[Dataset records]
>>
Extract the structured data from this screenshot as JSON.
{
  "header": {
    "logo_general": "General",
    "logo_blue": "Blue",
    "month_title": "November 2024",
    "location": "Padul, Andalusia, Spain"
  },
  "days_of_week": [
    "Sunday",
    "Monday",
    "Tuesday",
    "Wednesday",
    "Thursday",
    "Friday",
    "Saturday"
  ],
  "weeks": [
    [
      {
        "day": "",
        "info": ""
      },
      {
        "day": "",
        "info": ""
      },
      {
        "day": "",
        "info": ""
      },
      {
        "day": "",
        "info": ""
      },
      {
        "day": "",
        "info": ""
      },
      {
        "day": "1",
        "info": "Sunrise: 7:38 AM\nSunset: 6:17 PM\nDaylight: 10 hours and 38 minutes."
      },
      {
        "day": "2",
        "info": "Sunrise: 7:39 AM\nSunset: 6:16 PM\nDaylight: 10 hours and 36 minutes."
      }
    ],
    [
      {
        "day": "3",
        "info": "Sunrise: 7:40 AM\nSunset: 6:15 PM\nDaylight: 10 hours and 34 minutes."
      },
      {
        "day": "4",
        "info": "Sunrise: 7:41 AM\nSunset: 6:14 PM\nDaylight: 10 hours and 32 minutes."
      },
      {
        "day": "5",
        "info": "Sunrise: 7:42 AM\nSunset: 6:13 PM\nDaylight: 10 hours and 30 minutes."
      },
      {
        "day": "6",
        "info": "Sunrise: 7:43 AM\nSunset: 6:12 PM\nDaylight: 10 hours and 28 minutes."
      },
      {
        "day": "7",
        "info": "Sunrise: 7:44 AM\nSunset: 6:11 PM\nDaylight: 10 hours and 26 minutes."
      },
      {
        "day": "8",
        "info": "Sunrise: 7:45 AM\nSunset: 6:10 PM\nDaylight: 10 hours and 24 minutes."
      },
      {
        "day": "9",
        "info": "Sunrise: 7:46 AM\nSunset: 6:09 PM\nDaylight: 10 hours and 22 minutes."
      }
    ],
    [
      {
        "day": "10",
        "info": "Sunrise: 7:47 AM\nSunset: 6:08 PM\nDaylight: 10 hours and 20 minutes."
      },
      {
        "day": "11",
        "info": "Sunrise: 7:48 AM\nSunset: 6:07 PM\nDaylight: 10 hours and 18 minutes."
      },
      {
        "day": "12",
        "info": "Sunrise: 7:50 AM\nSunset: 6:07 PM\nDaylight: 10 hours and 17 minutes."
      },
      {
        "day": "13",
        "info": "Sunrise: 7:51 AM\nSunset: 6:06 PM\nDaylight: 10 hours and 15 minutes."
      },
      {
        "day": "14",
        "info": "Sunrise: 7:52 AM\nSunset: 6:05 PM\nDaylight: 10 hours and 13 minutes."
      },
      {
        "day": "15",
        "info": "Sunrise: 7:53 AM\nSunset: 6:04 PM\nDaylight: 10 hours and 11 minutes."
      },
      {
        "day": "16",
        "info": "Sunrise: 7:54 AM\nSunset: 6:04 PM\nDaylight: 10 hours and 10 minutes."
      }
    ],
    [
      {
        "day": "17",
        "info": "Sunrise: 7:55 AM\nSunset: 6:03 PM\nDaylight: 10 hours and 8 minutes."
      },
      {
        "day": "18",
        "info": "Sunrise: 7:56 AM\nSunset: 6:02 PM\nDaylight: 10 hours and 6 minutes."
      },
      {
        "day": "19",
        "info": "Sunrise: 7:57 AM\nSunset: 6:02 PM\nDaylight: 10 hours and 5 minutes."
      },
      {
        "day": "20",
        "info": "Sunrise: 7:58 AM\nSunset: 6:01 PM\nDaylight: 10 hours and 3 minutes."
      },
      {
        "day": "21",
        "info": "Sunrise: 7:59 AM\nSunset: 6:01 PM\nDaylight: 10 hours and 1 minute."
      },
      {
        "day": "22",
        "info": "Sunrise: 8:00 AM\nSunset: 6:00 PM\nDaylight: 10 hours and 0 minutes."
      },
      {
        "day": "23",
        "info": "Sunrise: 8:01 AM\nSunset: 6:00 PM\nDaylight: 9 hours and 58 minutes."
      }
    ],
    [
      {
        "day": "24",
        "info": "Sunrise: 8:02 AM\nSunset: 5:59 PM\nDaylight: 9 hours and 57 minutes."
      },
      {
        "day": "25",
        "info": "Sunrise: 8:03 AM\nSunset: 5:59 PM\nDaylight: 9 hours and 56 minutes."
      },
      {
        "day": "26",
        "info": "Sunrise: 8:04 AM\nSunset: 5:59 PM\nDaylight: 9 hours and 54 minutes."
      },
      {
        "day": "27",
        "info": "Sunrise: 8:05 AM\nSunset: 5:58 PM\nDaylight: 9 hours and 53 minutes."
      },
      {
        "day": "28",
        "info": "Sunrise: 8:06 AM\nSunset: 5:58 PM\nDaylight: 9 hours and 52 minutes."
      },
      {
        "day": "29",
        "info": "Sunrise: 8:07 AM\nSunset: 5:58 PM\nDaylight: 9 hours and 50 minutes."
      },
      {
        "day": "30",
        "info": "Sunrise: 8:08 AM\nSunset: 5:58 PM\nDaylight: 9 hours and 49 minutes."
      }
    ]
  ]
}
<<
What the task asks
Write out all the lines again, exactly as they are.

Solution to the exercise
Extract the structured data from this screenshot as JSON.
{
  "header": {
    "logo_general": "General",
    "logo_blue": "Blue",
    "month_title": "November 2024",
    "location": "Padul, Andalusia, Spain"
  },
  "days_of_week": [
    "Sunday",
    "Monday",
    "Tuesday",
    "Wednesday",
    "Thursday",
    "Friday",
    "Saturday"
  ],
  "weeks": [
    [
      {
        "day": "",
        "info": ""
      },
      {
        "day": "",
        "info": ""
      },
      {
        "day": "",
        "info": ""
      },
      {
        "day": "",
        "info": ""
      },
      {
        "day": "",
        "info": ""
      },
      {
        "day": "1",
        "info": "Sunrise: 7:38 AM\nSunset: 6:17 PM\nDaylight: 10 hours and 38 minutes."
      },
      {
        "day": "2",
        "info": "Sunrise: 7:39 AM\nSunset: 6:16 PM\nDaylight: 10 hours and 36 minutes."
      }
    ],
    [
      {
        "day": "3",
        "info": "Sunrise: 7:40 AM\nSunset: 6:15 PM\nDaylight: 10 hours and 34 minutes."
      },
      {
        "day": "4",
        "info": "Sunrise: 7:41 AM\nSunset: 6:14 PM\nDaylight: 10 hours and 32 minutes."
      },
      {
        "day": "5",
        "info": "Sunrise: 7:42 AM\nSunset: 6:13 PM\nDaylight: 10 hours and 30 minutes."
      },
      {
        "day": "6",
        "info": "Sunrise: 7:43 AM\nSunset: 6:12 PM\nDaylight: 10 hours and 28 minutes."
      },
      {
        "day": "7",
        "info": "Sunrise: 7:44 AM\nSunset: 6:11 PM\nDaylight: 10 hours and 26 minutes."
      },
      {
        "day": "8",
        "info": "Sunrise: 7:45 AM\nSunset: 6:10 PM\nDaylight: 10 hours and 24 minutes."
      },
      {
        "day": "9",
        "info": "Sunrise: 7:46 AM\nSunset: 6:09 PM\nDaylight: 10 hours and 22 minutes."
      }
    ],
    [
      {
        "day": "10",
        "info": "Sunrise: 7:47 AM\nSunset: 6:08 PM\nDaylight: 10 hours and 20 minutes."
      },
      {
        "day": "11",
        "info": "Sunrise: 7:48 AM\nSunset: 6:07 PM\nDaylight: 10 hours and 18 minutes."
      },
      {
        "day": "12",
        "info": "Sunrise: 7:50 AM\nSunset: 6:07 PM\nDaylight: 10 hours and 17 minutes."
      },
      {
        "day": "13",
        "info": "Sunrise: 7:51 AM\nSunset: 6:06 PM\nDaylight: 10 hours and 15 minutes."
      },
      {
        "day": "14",
        "info": "Sunrise: 7:52 AM\nSunset: 6:05 PM\nDaylight: 10 hours and 13 minutes."
      },
      {
        "day": "15",
        "info": "Sunrise: 7:53 AM\nSunset: 6:04 PM\nDaylight: 10 hours and 11 minutes."
      },
      {
        "day": "16",
        "info": "Sunrise: 7:54 AM\nSunset: 6:04 PM\nDaylight: 10 hours and 10 minutes."
      }
    ],
    [
      {
        "day": "17",
        "info": "Sunrise: 7:55 AM\nSunset: 6:03 PM\nDaylight: 10 hours and 8 minutes."
      },
      {
        "day": "18",
        "info": "Sunrise: 7:56 AM\nSunset: 6:02 PM\nDaylight: 10 hours and 6 minutes."
      },
      {
        "day": "19",
        "info": "Sunrise: 7:57 AM\nSunset: 6:02 PM\nDaylight: 10 hours and 5 minutes."
      },
      {
        "day": "20",
        "info": "Sunrise: 7:58 AM\nSunset: 6:01 PM\nDaylight: 10 hours and 3 minutes."
      },
      {
        "day": "21",
        "info": "Sunrise: 7:59 AM\nSunset: 6:01 PM\nDaylight: 10 hours and 1 minute."
      },
      {
        "day": "22",
        "info": "Sunrise: 8:00 AM\nSunset: 6:00 PM\nDaylight: 10 hours and 0 minutes."
      },
      {
        "day": "23",
        "info": "Sunrise: 8:01 AM\nSunset: 6:00 PM\nDaylight: 9 hours and 58 minutes."
      }
    ],
    [
      {
        "day": "24",
        "info": "Sunrise: 8:02 AM\nSunset: 5:59 PM\nDaylight: 9 hours and 57 minutes."
      },
      {
        "day": "25",
        "info": "Sunrise: 8:03 AM\nSunset: 5:59 PM\nDaylight: 9 hours and 56 minutes."
      },
      {
        "day": "26",
        "info": "Sunrise: 8:04 AM\nSunset: 5:59 PM\nDaylight: 9 hours and 54 minutes."
      },
      {
        "day": "27",
        "info": "Sunrise: 8:05 AM\nSunset: 5:58 PM\nDaylight: 9 hours and 53 minutes."
      },
      {
        "day": "28",
        "info": "Sunrise: 8:06 AM\nSunset: 5:58 PM\nDaylight: 9 hours and 52 minutes."
      },
      {
        "day": "29",
        "info": "Sunrise: 8:07 AM\nSunset: 5:58 PM\nDaylight: 9 hours and 50 minutes."
      },
      {
        "day": "30",
        "info": "Sunrise: 8:08 AM\nSunset: 5:58 PM\nDaylight: 9 hours and 49 minutes."
      }
    ]
  ]
}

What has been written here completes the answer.